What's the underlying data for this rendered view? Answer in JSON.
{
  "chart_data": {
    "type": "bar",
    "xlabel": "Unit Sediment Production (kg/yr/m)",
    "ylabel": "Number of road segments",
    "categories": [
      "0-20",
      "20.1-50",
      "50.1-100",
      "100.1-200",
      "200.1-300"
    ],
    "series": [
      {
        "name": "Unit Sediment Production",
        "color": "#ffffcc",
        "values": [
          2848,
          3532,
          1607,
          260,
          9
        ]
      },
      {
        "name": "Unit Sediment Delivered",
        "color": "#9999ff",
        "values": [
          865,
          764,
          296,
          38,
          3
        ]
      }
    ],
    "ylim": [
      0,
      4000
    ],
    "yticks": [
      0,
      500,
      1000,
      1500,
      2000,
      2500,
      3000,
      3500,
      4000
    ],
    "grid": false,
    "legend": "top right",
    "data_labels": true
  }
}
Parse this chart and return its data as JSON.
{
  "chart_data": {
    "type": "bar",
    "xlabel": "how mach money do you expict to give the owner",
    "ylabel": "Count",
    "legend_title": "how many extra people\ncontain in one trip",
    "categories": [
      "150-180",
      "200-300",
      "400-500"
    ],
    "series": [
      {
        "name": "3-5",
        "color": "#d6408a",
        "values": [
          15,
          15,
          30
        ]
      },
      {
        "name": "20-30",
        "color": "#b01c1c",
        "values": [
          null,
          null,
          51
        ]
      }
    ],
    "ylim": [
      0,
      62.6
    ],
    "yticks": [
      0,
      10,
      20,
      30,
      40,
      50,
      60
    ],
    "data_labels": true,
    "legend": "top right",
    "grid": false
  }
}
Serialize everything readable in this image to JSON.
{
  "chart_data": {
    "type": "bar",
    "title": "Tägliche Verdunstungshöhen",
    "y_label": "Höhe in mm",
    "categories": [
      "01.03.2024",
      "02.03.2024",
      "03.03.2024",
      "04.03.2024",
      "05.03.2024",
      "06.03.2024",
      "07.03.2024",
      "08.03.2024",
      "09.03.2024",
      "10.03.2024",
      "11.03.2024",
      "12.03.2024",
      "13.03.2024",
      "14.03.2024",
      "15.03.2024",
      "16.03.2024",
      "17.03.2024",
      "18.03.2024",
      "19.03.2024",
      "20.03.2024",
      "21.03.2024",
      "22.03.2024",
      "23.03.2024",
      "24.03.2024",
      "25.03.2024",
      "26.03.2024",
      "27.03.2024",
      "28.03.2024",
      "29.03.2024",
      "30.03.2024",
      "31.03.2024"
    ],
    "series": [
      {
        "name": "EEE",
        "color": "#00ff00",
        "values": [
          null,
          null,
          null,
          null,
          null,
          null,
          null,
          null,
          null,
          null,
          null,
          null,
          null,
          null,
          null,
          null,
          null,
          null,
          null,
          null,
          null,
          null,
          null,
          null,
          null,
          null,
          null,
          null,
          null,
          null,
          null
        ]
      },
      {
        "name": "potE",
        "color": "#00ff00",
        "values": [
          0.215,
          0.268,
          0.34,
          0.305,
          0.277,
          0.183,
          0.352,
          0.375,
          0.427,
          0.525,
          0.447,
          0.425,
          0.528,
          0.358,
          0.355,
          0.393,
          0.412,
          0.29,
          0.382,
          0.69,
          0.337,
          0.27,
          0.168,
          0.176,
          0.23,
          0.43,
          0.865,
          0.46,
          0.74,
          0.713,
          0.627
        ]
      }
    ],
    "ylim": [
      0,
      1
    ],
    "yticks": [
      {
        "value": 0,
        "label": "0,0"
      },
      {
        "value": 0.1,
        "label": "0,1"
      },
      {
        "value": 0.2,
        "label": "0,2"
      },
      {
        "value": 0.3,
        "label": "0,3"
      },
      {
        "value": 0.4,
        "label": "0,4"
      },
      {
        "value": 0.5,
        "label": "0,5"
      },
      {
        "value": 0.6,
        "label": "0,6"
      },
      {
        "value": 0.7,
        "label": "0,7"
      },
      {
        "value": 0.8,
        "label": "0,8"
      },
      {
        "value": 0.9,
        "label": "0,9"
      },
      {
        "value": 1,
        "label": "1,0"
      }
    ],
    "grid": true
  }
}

§ **EXERCISE PROMPT**:
Using the listing above, retype each line exactly.

§ **RESPONSE TO THIS TASK**:
What's the underlying data for this rendered view? Answer in JSON.
{
  "chart_data": {
    "type": "bar",
    "xlabel": "Unit Sediment Production (kg/yr/m)",
    "ylabel": "Number of road segments",
    "categories": [
      "0-20",
      "20.1-50",
      "50.1-100",
      "100.1-200",
      "200.1-300"
    ],
    "series": [
      {
        "name": "Unit Sediment Production",
        "color": "#ffffcc",
        "values": [
          2848,
          3532,
          1607,
          260,
          9
        ]
      },
      {
        "name": "Unit Sediment Delivered",
        "color": "#9999ff",
        "values": [
          865,
          764,
          296,
          38,
          3
        ]
      }
    ],
    "ylim": [
      0,
      4000
    ],
    "yticks": [
      0,
      500,
      1000,
      1500,
      2000,
      2500,
      3000,
      3500,
      4000
    ],
    "grid": false,
    "legend": "top right",
    "data_labels": true
  }
}
Parse this chart and return its data as JSON.
{
  "chart_data": {
    "type": "bar",
    "xlabel": "how mach money do you expict to give the owner",
    "ylabel": "Count",
    "legend_title": "how many extra people\ncontain in one trip",
    "categories": [
      "150-180",
      "200-300",
      "400-500"
    ],
    "series": [
      {
        "name": "3-5",
        "color": "#d6408a",
        "values": [
          15,
          15,
          30
        ]
      },
      {
        "name": "20-30",
        "color": "#b01c1c",
        "values": [
          null,
          null,
          51
        ]
      }
    ],
    "ylim": [
      0,
      62.6
    ],
    "yticks": [
      0,
      10,
      20,
      30,
      40,
      50,
      60
    ],
    "data_labels": true,
    "legend": "top right",
    "grid": false
  }
}
Serialize everything readable in this image to JSON.
{
  "chart_data": {
    "type": "bar",
    "title": "Tägliche Verdunstungshöhen",
    "y_label": "Höhe in mm",
    "categories": [
      "01.03.2024",
      "02.03.2024",
      "03.03.2024",
      "04.03.2024",
      "05.03.2024",
      "06.03.2024",
      "07.03.2024",
      "08.03.2024",
      "09.03.2024",
      "10.03.2024",
      "11.03.2024",
      "12.03.2024",
      "13.03.2024",
      "14.03.2024",
      "15.03.2024",
      "16.03.2024",
      "17.03.2024",
      "18.03.2024",
      "19.03.2024",
      "20.03.2024",
      "21.03.2024",
      "22.03.2024",
      "23.03.2024",
      "24.03.2024",
      "25.03.2024",
      "26.03.2024",
      "27.03.2024",
      "28.03.2024",
      "29.03.2024",
      "30.03.2024",
      "31.03.2024"
    ],
    "series": [
      {
        "name": "EEE",
        "color": "#00ff00",
        "values": [
          null,
          null,
          null,
          null,
          null,
          null,
          null,
          null,
          null,
          null,
          null,
          null,
          null,
          null,
          null,
          null,
          null,
          null,
          null,
          null,
          null,
          null,
          null,
          null,
          null,
          null,
          null,
          null,
          null,
          null,
          null
        ]
      },
      {
        "name": "potE",
        "color": "#00ff00",
        "values": [
          0.215,
          0.268,
          0.34,
          0.305,
          0.277,
          0.183,
          0.352,
          0.375,
          0.427,
          0.525,
          0.447,
          0.425,
          0.528,
          0.358,
          0.355,
          0.393,
          0.412,
          0.29,
          0.382,
          0.69,
          0.337,
          0.27,
          0.168,
          0.176,
          0.23,
          0.43,
          0.865,
          0.46,
          0.74,
          0.713,
          0.627
        ]
      }
    ],
    "ylim": [
      0,
      1
    ],
    "yticks": [
      {
        "value": 0,
        "label": "0,0"
      },
      {
        "value": 0.1,
        "label": "0,1"
      },
      {
        "value": 0.2,
        "label": "0,2"
      },
      {
        "value": 0.3,
        "label": "0,3"
      },
      {
        "value": 0.4,
        "label": "0,4"
      },
      {
        "value": 0.5,
        "label": "0,5"
      },
      {
        "value": 0.6,
        "label": "0,6"
      },
      {
        "value": 0.7,
        "label": "0,7"
      },
      {
        "value": 0.8,
        "label": "0,8"
      },
      {
        "value": 0.9,
        "label": "0,9"
      },
      {
        "value": 1,
        "label": "1,0"
      }
    ],
    "grid": true
  }
}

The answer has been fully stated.